GOAL OF THE EXERCISE:
Quote, verbatim, all material below, without pictures.

Dataset records:

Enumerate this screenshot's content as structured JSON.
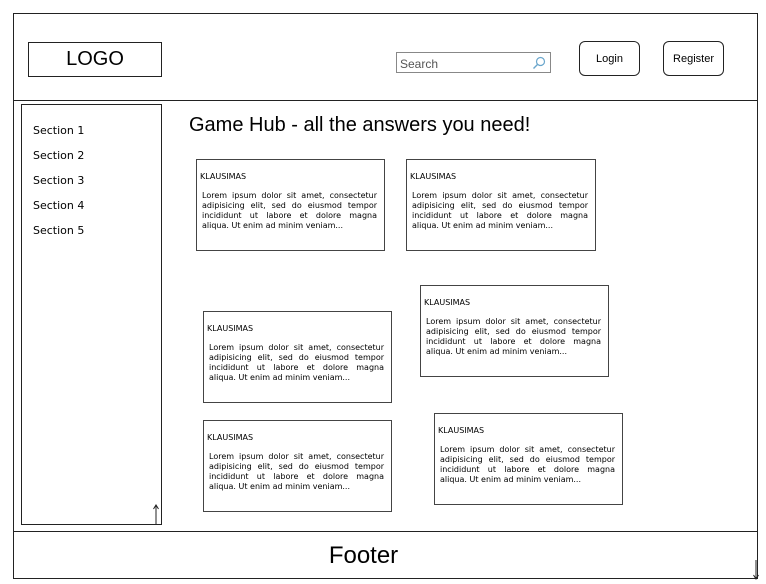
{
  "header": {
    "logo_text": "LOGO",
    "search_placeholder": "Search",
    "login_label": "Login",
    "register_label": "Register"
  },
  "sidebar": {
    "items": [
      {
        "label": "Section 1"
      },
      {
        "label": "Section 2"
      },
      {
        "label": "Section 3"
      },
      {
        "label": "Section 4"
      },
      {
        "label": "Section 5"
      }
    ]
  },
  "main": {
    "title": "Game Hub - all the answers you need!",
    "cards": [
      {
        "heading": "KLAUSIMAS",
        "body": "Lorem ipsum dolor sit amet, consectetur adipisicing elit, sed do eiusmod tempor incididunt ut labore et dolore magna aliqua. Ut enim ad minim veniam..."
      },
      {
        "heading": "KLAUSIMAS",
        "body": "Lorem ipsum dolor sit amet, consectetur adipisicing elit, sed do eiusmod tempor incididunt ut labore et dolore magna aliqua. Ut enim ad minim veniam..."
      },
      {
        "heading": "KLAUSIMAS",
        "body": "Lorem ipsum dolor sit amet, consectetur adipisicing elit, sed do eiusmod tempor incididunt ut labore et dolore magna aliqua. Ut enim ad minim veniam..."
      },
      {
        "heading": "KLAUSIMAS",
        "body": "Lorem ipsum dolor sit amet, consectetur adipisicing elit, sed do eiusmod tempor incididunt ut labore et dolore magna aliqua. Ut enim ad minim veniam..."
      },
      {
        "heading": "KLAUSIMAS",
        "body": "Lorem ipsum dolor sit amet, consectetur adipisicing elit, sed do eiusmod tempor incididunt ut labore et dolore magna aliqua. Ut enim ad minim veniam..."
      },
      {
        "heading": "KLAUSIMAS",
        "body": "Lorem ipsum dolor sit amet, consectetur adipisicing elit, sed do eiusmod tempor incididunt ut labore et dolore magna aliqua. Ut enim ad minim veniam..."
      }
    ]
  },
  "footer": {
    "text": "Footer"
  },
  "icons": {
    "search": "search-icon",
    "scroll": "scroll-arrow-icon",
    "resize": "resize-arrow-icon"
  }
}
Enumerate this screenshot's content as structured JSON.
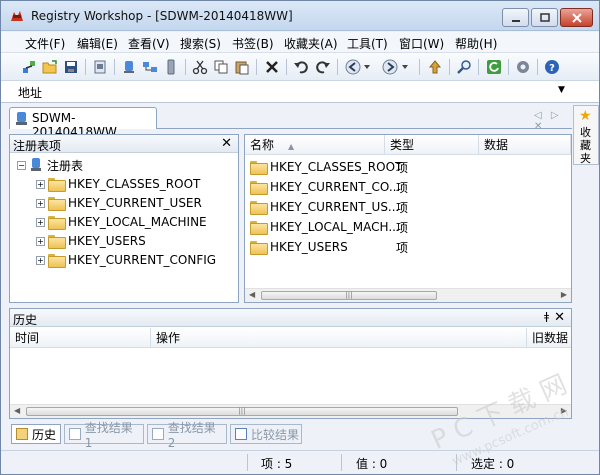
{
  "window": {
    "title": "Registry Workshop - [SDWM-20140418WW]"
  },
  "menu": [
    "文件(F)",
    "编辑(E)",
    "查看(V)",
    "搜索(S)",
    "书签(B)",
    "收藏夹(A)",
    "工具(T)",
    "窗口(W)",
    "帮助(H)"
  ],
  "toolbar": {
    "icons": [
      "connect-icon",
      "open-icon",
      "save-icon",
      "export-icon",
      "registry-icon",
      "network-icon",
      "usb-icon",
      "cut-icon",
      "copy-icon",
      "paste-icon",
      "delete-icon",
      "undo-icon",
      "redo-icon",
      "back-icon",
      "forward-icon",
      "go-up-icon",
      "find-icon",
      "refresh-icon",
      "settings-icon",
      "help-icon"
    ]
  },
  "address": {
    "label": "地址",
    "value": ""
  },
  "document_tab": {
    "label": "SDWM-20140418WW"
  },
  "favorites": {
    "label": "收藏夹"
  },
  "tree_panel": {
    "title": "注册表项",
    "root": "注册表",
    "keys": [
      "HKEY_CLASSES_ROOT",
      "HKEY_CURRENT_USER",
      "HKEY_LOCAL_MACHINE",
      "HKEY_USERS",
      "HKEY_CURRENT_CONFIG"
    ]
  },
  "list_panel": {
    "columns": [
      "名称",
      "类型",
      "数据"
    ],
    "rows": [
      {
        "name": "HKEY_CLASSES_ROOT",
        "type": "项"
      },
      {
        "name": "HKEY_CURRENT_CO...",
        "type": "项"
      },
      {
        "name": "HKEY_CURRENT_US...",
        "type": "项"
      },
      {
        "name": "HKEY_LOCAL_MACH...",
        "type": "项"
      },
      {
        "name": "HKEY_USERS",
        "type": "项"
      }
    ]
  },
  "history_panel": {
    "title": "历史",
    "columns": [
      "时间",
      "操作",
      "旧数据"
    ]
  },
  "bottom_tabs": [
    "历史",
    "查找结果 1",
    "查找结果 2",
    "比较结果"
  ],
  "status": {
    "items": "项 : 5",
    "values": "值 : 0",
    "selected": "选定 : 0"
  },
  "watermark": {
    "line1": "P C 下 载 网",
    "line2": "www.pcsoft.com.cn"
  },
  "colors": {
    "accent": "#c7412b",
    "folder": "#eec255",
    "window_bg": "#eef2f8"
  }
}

RESULT:
Enumerate this screenshot's content as structured JSON.
{
  "header": {
    "logo_text": "LOGO",
    "search_placeholder": "Search",
    "login_label": "Login",
    "register_label": "Register"
  },
  "sidebar": {
    "items": [
      {
        "label": "Section 1"
      },
      {
        "label": "Section 2"
      },
      {
        "label": "Section 3"
      },
      {
        "label": "Section 4"
      },
      {
        "label": "Section 5"
      }
    ]
  },
  "main": {
    "title": "Game Hub - all the answers you need!",
    "cards": [
      {
        "heading": "KLAUSIMAS",
        "body": "Lorem ipsum dolor sit amet, consectetur adipisicing elit, sed do eiusmod tempor incididunt ut labore et dolore magna aliqua. Ut enim ad minim veniam..."
      },
      {
        "heading": "KLAUSIMAS",
        "body": "Lorem ipsum dolor sit amet, consectetur adipisicing elit, sed do eiusmod tempor incididunt ut labore et dolore magna aliqua. Ut enim ad minim veniam..."
      },
      {
        "heading": "KLAUSIMAS",
        "body": "Lorem ipsum dolor sit amet, consectetur adipisicing elit, sed do eiusmod tempor incididunt ut labore et dolore magna aliqua. Ut enim ad minim veniam..."
      },
      {
        "heading": "KLAUSIMAS",
        "body": "Lorem ipsum dolor sit amet, consectetur adipisicing elit, sed do eiusmod tempor incididunt ut labore et dolore magna aliqua. Ut enim ad minim veniam..."
      },
      {
        "heading": "KLAUSIMAS",
        "body": "Lorem ipsum dolor sit amet, consectetur adipisicing elit, sed do eiusmod tempor incididunt ut labore et dolore magna aliqua. Ut enim ad minim veniam..."
      },
      {
        "heading": "KLAUSIMAS",
        "body": "Lorem ipsum dolor sit amet, consectetur adipisicing elit, sed do eiusmod tempor incididunt ut labore et dolore magna aliqua. Ut enim ad minim veniam..."
      }
    ]
  },
  "footer": {
    "text": "Footer"
  },
  "icons": {
    "search": "search-icon",
    "scroll": "scroll-arrow-icon",
    "resize": "resize-arrow-icon"
  }
}
Enumerate this screenshot's content as structured JSON.
{
  "window": {
    "title": "Registry Workshop - [SDWM-20140418WW]"
  },
  "menu": [
    "文件(F)",
    "编辑(E)",
    "查看(V)",
    "搜索(S)",
    "书签(B)",
    "收藏夹(A)",
    "工具(T)",
    "窗口(W)",
    "帮助(H)"
  ],
  "toolbar": {
    "icons": [
      "connect-icon",
      "open-icon",
      "save-icon",
      "export-icon",
      "registry-icon",
      "network-icon",
      "usb-icon",
      "cut-icon",
      "copy-icon",
      "paste-icon",
      "delete-icon",
      "undo-icon",
      "redo-icon",
      "back-icon",
      "forward-icon",
      "go-up-icon",
      "find-icon",
      "refresh-icon",
      "settings-icon",
      "help-icon"
    ]
  },
  "address": {
    "label": "地址",
    "value": ""
  },
  "document_tab": {
    "label": "SDWM-20140418WW"
  },
  "favorites": {
    "label": "收藏夹"
  },
  "tree_panel": {
    "title": "注册表项",
    "root": "注册表",
    "keys": [
      "HKEY_CLASSES_ROOT",
      "HKEY_CURRENT_USER",
      "HKEY_LOCAL_MACHINE",
      "HKEY_USERS",
      "HKEY_CURRENT_CONFIG"
    ]
  },
  "list_panel": {
    "columns": [
      "名称",
      "类型",
      "数据"
    ],
    "rows": [
      {
        "name": "HKEY_CLASSES_ROOT",
        "type": "项"
      },
      {
        "name": "HKEY_CURRENT_CO...",
        "type": "项"
      },
      {
        "name": "HKEY_CURRENT_US...",
        "type": "项"
      },
      {
        "name": "HKEY_LOCAL_MACH...",
        "type": "项"
      },
      {
        "name": "HKEY_USERS",
        "type": "项"
      }
    ]
  },
  "history_panel": {
    "title": "历史",
    "columns": [
      "时间",
      "操作",
      "旧数据"
    ]
  },
  "bottom_tabs": [
    "历史",
    "查找结果 1",
    "查找结果 2",
    "比较结果"
  ],
  "status": {
    "items": "项 : 5",
    "values": "值 : 0",
    "selected": "选定 : 0"
  },
  "watermark": {
    "line1": "P C 下 载 网",
    "line2": "www.pcsoft.com.cn"
  },
  "colors": {
    "accent": "#c7412b",
    "folder": "#eec255",
    "window_bg": "#eef2f8"
  }
}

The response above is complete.